• [TASK PROMPT]: Copy out the rows that follow word for word, with every line of each row kept, and leave out the pictures.

[start]

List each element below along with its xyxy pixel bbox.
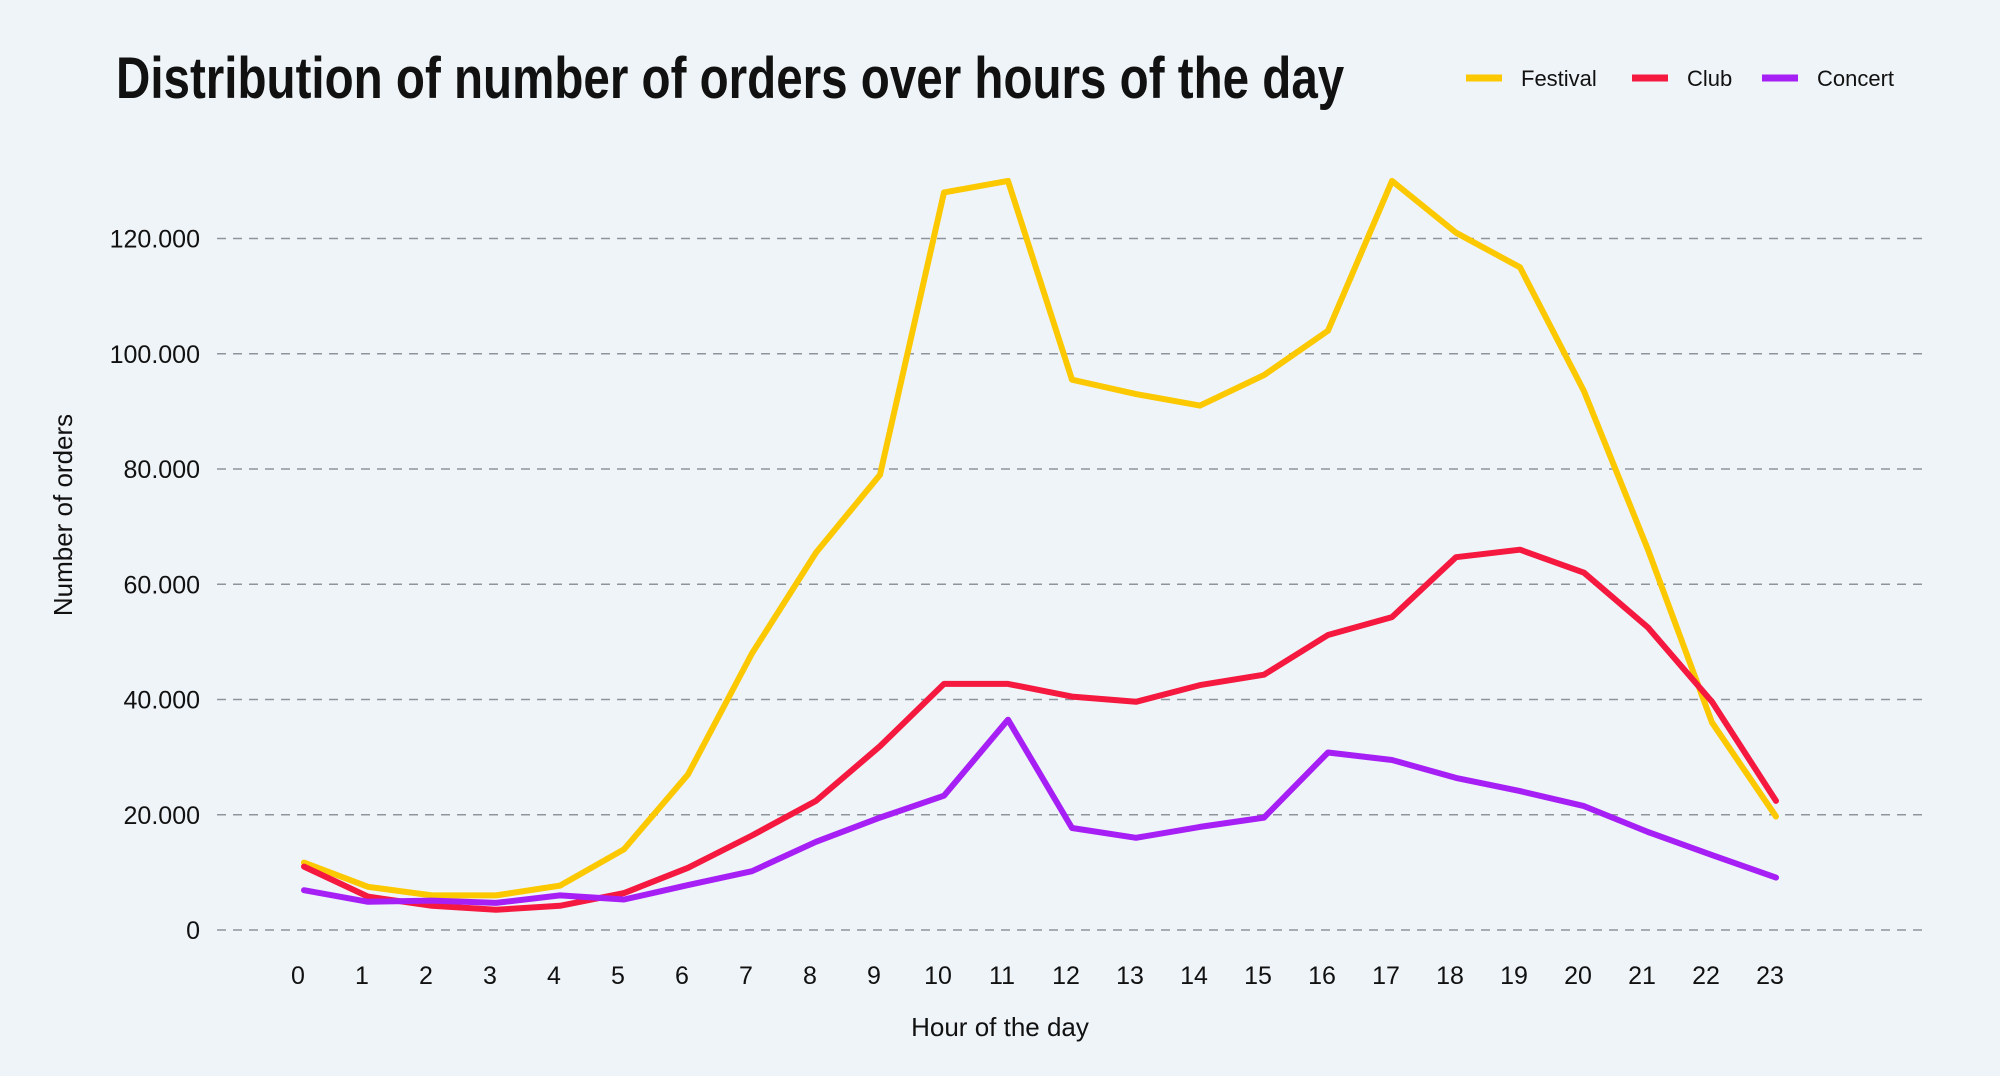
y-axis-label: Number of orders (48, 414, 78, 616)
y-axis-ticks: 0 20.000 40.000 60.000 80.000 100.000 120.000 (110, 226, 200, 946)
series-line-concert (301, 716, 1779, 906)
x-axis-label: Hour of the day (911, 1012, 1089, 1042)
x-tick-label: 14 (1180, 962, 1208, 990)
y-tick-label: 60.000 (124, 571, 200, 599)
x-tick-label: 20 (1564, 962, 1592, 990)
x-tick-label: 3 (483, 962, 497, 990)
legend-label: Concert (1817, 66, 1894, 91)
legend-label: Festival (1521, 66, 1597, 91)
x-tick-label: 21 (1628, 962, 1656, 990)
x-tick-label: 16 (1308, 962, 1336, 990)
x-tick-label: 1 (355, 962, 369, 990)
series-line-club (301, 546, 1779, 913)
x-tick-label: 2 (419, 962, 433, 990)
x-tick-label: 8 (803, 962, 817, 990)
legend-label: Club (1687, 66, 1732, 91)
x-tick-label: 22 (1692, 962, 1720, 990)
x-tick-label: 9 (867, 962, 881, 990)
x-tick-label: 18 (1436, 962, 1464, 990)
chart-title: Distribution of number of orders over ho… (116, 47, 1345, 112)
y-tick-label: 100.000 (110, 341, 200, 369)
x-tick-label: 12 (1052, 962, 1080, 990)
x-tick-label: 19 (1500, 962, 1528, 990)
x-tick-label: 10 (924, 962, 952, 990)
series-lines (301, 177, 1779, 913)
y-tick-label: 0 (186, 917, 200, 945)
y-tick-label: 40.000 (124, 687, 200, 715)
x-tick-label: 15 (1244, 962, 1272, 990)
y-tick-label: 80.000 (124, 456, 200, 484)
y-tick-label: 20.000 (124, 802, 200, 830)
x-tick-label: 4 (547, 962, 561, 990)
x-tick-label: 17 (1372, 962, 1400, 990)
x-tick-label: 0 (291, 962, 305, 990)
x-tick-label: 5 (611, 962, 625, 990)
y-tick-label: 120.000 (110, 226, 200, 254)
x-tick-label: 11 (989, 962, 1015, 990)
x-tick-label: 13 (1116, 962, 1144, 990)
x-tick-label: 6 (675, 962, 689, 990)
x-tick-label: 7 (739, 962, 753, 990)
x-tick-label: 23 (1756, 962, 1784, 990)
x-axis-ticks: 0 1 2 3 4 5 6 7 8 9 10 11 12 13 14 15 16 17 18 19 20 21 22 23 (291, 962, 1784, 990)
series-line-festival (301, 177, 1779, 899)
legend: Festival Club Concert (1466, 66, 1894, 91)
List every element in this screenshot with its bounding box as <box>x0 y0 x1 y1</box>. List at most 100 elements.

[end]

• [RESULT OF THIS EXERCISE]:
List each element below along with its xyxy pixel bbox.
y-axis-label: Number of orders (48, 414, 78, 616)
y-axis-ticks: 0 20.000 40.000 60.000 80.000 100.000 120.000 (110, 226, 200, 946)
series-line-concert (301, 716, 1779, 906)
x-axis-label: Hour of the day (911, 1012, 1089, 1042)
x-tick-label: 14 (1180, 962, 1208, 990)
y-tick-label: 60.000 (124, 571, 200, 599)
x-tick-label: 20 (1564, 962, 1592, 990)
x-tick-label: 3 (483, 962, 497, 990)
legend-label: Concert (1817, 66, 1894, 91)
legend-label: Festival (1521, 66, 1597, 91)
x-tick-label: 21 (1628, 962, 1656, 990)
x-tick-label: 16 (1308, 962, 1336, 990)
x-tick-label: 1 (355, 962, 369, 990)
series-line-club (301, 546, 1779, 913)
x-tick-label: 2 (419, 962, 433, 990)
x-tick-label: 8 (803, 962, 817, 990)
legend-label: Club (1687, 66, 1732, 91)
x-tick-label: 22 (1692, 962, 1720, 990)
x-tick-label: 9 (867, 962, 881, 990)
x-tick-label: 18 (1436, 962, 1464, 990)
chart-title: Distribution of number of orders over ho… (116, 47, 1345, 112)
y-tick-label: 100.000 (110, 341, 200, 369)
x-tick-label: 12 (1052, 962, 1080, 990)
x-tick-label: 19 (1500, 962, 1528, 990)
x-tick-label: 10 (924, 962, 952, 990)
series-lines (301, 177, 1779, 913)
y-tick-label: 0 (186, 917, 200, 945)
y-tick-label: 40.000 (124, 687, 200, 715)
x-tick-label: 15 (1244, 962, 1272, 990)
y-tick-label: 80.000 (124, 456, 200, 484)
y-tick-label: 20.000 (124, 802, 200, 830)
x-tick-label: 4 (547, 962, 561, 990)
x-tick-label: 17 (1372, 962, 1400, 990)
x-tick-label: 0 (291, 962, 305, 990)
x-tick-label: 5 (611, 962, 625, 990)
y-tick-label: 120.000 (110, 226, 200, 254)
x-tick-label: 11 (989, 962, 1015, 990)
x-tick-label: 13 (1116, 962, 1144, 990)
x-tick-label: 6 (675, 962, 689, 990)
x-tick-label: 7 (739, 962, 753, 990)
x-tick-label: 23 (1756, 962, 1784, 990)
x-axis-ticks: 0 1 2 3 4 5 6 7 8 9 10 11 12 13 14 15 16 17 18 19 20 21 22 23 (291, 962, 1784, 990)
series-line-festival (301, 177, 1779, 899)
legend: Festival Club Concert (1466, 66, 1894, 91)
List every element in this screenshot with its bounding box as <box>x0 y0 x1 y1</box>. List at most 100 elements.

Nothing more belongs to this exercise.